Job:
From the passage on managing remote teams, answer:
1. At which company do the writer and fellow managers work?
2. In what publication can a CEO's advice on being a good manager be found?
3. Over which channels does the passage say to ask team members how they're doing?

Quoted passage:
__________________________________________________

I've worked remotely and in offices, as a direct report and manager, and these are the traits I've valued most in the best of my managers, and the things I focus on when I'm leading a team:
Care about your team members and show that to your team
Help team members grow in their careers and learn new skills
Clearly communicate expectations
Give regular feedback so people know how they're doing
Encourage creative problem-solving
Set your team up to do the work that matters
Protect your team's priorities and work time
Want to see how my traits stack up against what others recommend? Check out what a CEO says in Fast Company about how to be a good manager in business.
Here are a few tips from me and my fellow managers at Zapier for managing employees who work from home.
Care about your team and show it to them
When you don't see people in person, if they're not broadcasting how they're doing, you won't know. You miss the little hallway conversations where you hear about the antics of someone's children or pets. You can't see the things that might cue you in when someone might be stressed or sad about something in their personal life, or even upset about something at work. (Who's ever heard a coworker hang up the phone with a bit of extra force or rage click their mouse or bash an enter key?)
That means you have to ask.
And ask on video calls or phone calls—something other than chat or email—because it can be easy to hide behind the anonymity of a text box.
I try to ask specific questions, too, so that it's clear that I really want to know and it isn't a throwaway part of the conversation. Sometimes that's asking about family members or their work-life balance, and sometimes it's asking about how a difficult project is going.

__________________________________________________

(Items in a dataset)

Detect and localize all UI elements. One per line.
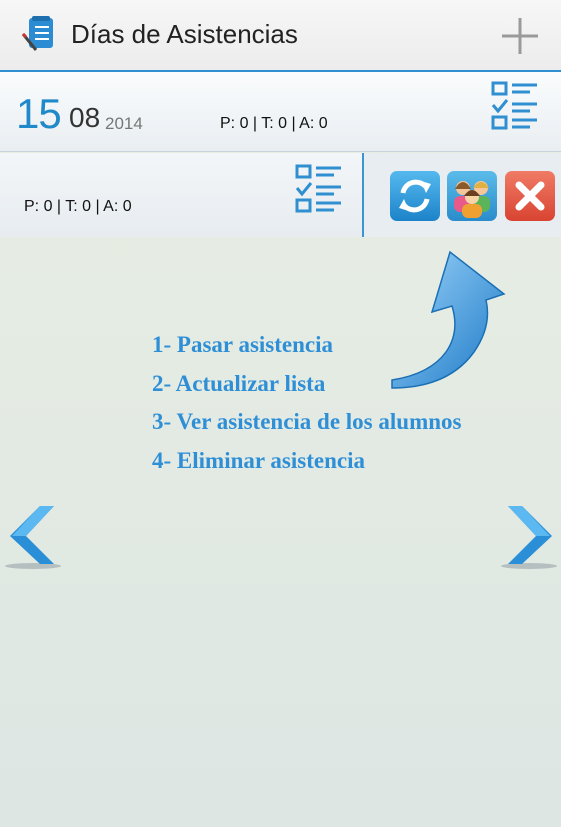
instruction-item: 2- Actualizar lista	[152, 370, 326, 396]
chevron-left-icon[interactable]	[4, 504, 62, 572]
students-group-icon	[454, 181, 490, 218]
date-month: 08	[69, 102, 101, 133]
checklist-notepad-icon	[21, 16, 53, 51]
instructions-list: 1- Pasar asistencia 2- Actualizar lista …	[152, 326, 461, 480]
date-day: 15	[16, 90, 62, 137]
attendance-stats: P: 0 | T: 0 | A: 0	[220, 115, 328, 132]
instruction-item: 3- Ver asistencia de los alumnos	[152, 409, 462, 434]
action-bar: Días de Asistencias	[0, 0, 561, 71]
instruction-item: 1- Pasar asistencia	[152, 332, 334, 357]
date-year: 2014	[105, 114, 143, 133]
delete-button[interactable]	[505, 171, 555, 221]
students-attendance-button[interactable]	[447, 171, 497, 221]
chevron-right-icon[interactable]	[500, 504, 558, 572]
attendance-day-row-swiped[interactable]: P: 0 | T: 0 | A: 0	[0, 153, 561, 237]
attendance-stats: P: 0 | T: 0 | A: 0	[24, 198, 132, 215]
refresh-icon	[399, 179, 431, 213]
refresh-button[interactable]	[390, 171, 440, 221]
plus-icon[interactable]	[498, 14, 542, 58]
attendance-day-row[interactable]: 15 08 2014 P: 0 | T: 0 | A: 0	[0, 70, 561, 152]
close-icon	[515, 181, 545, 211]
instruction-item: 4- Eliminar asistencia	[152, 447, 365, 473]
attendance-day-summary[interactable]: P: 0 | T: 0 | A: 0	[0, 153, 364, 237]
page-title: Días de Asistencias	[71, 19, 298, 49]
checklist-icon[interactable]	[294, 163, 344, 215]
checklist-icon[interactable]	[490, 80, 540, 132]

__________________________________________________

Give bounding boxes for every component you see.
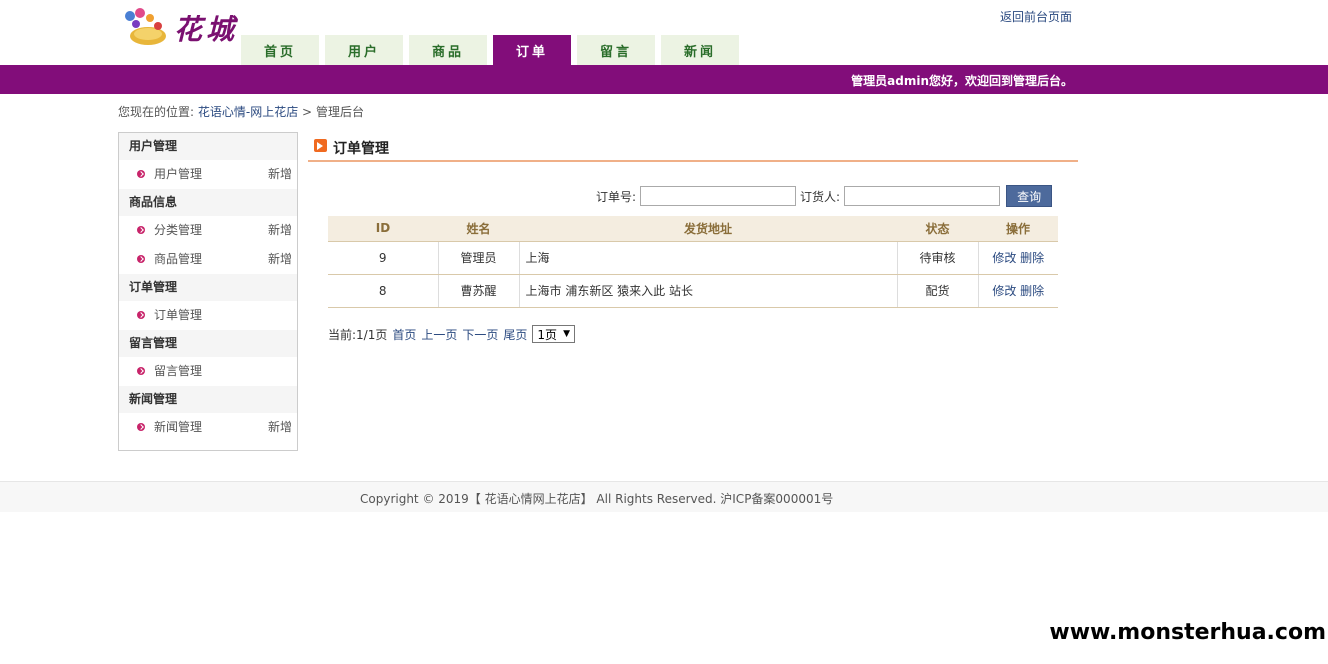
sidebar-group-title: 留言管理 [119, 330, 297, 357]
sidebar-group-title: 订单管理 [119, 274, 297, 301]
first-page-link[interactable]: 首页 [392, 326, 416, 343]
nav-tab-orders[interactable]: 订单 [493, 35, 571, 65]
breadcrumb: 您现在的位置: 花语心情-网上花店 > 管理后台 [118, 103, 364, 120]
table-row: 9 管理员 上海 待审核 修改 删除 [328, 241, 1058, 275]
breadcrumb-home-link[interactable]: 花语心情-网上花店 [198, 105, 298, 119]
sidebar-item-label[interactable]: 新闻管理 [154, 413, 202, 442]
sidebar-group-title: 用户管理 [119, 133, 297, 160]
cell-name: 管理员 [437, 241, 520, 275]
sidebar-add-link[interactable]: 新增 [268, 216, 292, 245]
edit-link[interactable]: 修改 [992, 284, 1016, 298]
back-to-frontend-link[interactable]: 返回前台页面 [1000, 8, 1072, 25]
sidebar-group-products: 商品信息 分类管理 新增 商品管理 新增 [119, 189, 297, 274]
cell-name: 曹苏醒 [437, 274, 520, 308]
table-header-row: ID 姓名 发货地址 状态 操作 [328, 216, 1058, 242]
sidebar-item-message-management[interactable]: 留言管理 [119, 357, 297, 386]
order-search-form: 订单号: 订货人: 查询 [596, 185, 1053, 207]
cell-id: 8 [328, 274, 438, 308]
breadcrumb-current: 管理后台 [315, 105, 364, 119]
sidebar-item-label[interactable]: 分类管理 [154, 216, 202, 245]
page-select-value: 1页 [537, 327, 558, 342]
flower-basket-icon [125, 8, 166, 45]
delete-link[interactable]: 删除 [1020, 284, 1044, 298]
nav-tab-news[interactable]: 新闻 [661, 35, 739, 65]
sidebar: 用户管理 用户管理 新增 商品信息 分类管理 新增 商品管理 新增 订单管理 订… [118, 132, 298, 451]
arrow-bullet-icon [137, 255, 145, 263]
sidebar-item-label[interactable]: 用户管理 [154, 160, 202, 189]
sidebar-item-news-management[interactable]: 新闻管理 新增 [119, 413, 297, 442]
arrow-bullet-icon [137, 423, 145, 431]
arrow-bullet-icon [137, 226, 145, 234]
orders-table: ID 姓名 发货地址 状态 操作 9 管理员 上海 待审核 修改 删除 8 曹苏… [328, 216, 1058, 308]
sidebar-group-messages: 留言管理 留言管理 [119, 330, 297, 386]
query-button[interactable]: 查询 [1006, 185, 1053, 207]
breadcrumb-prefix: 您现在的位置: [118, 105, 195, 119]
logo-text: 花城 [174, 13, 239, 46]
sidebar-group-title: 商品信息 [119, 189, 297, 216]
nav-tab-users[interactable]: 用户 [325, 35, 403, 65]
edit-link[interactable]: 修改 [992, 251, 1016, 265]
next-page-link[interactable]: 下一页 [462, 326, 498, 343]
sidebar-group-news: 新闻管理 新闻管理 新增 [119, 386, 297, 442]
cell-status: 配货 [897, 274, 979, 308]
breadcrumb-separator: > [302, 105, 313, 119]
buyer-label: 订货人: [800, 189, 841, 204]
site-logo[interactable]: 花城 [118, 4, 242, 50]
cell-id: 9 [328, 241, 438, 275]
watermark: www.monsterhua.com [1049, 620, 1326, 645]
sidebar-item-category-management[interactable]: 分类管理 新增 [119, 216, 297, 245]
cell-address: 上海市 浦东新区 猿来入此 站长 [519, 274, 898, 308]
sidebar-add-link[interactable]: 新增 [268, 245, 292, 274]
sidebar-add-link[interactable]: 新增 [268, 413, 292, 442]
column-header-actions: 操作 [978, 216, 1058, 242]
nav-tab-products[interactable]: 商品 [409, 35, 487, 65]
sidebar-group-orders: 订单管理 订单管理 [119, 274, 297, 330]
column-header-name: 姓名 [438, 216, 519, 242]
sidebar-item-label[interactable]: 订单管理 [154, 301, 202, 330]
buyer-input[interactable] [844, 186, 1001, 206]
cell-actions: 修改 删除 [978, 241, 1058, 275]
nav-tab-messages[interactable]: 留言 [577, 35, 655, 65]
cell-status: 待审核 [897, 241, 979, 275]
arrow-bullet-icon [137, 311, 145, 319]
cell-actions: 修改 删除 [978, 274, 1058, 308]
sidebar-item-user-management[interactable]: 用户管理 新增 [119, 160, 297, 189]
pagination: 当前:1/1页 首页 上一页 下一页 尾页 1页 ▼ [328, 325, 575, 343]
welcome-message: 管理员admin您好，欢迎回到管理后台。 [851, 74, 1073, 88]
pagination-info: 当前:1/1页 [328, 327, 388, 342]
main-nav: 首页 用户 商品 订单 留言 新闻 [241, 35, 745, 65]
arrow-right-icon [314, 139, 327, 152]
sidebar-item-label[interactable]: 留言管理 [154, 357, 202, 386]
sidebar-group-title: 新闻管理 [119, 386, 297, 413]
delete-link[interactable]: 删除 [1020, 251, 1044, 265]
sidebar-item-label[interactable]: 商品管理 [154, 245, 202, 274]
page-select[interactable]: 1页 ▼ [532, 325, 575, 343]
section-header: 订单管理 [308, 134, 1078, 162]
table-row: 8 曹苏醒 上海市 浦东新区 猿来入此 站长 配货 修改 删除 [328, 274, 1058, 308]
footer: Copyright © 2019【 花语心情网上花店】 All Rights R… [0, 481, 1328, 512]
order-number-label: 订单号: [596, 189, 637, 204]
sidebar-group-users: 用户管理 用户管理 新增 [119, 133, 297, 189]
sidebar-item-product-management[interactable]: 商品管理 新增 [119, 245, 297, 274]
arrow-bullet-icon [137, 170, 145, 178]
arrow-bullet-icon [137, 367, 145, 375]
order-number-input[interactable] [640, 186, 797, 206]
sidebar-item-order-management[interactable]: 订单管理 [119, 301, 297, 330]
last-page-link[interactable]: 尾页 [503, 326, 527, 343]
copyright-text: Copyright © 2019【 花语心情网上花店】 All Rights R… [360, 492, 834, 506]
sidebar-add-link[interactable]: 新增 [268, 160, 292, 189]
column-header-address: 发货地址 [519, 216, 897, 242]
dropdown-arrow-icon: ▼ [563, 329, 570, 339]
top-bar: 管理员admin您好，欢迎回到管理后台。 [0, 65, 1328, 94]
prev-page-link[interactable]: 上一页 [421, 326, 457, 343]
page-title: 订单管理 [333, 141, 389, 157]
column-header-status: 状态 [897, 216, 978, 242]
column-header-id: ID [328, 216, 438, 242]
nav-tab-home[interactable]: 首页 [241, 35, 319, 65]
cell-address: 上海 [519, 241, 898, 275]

__________________________________________________

The answer:
1. Zapier
2. Fast Company
3. Video calls or phone calls, rather than chat or email